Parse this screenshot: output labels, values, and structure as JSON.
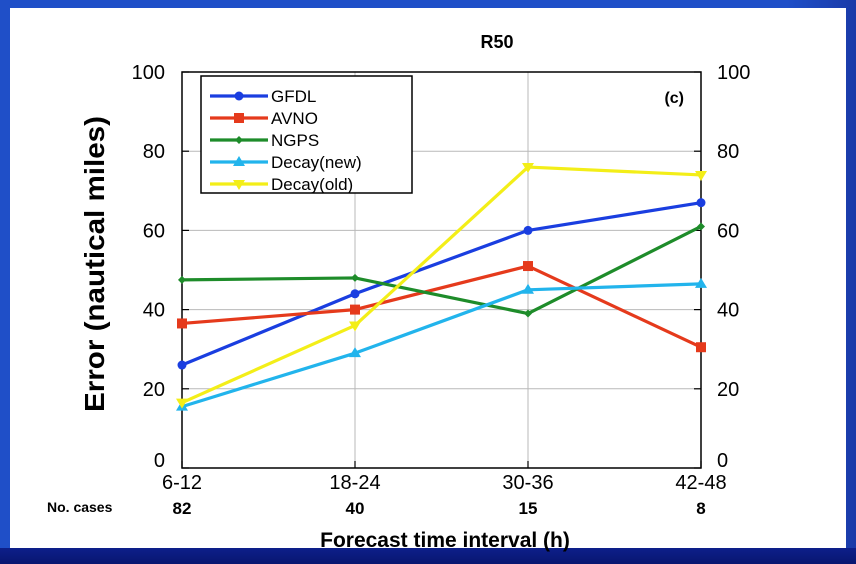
{
  "chart_data": {
    "type": "line",
    "title": "R50",
    "panel_label": "(c)",
    "ylabel": "Error (nautical miles)",
    "xlabel": "Forecast time interval (h)",
    "ylim": [
      0,
      100
    ],
    "yticks": [
      0,
      20,
      40,
      60,
      80,
      100
    ],
    "grid": true,
    "legend_position": "top-left",
    "categories": [
      "6-12",
      "18-24",
      "30-36",
      "42-48"
    ],
    "cases_label": "No. cases",
    "cases": [
      "82",
      "40",
      "15",
      "8"
    ],
    "series": [
      {
        "name": "GFDL",
        "color": "#1a3ee0",
        "marker": "circle",
        "values": [
          26,
          44,
          60,
          67
        ]
      },
      {
        "name": "AVNO",
        "color": "#e53a1c",
        "marker": "square",
        "values": [
          36.5,
          40,
          51,
          30.5
        ]
      },
      {
        "name": "NGPS",
        "color": "#1e8c2a",
        "marker": "diamond",
        "values": [
          47.5,
          48,
          39,
          61
        ]
      },
      {
        "name": "Decay(new)",
        "color": "#22b4ec",
        "marker": "triangle-up",
        "values": [
          15.5,
          29,
          45,
          46.5
        ]
      },
      {
        "name": "Decay(old)",
        "color": "#f3ee18",
        "marker": "triangle-down",
        "values": [
          16.5,
          36,
          76,
          74
        ]
      }
    ]
  }
}
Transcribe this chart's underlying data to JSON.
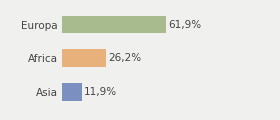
{
  "categories": [
    "Europa",
    "Africa",
    "Asia"
  ],
  "values": [
    61.9,
    26.2,
    11.9
  ],
  "labels": [
    "61,9%",
    "26,2%",
    "11,9%"
  ],
  "bar_colors": [
    "#a8bb8e",
    "#e8b07a",
    "#7b8fc0"
  ],
  "background_color": "#f0f0ee",
  "xlim": [
    0,
    100
  ],
  "bar_height": 0.52,
  "label_fontsize": 7.5,
  "tick_fontsize": 7.5
}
********
| What this task involves |
From the line containing "Transcribe this chart's" down to the last line of the entries above, copy each line exactly and nothing more. Leave pictures out.

| Finished task |
Transcribe this chart's underlying data to JSON.
{
  "categories": [
    "Europa",
    "Africa",
    "Asia"
  ],
  "values": [
    61.9,
    26.2,
    11.9
  ],
  "labels": [
    "61,9%",
    "26,2%",
    "11,9%"
  ],
  "bar_colors": [
    "#a8bb8e",
    "#e8b07a",
    "#7b8fc0"
  ],
  "background_color": "#f0f0ee",
  "xlim": [
    0,
    100
  ],
  "bar_height": 0.52,
  "label_fontsize": 7.5,
  "tick_fontsize": 7.5
}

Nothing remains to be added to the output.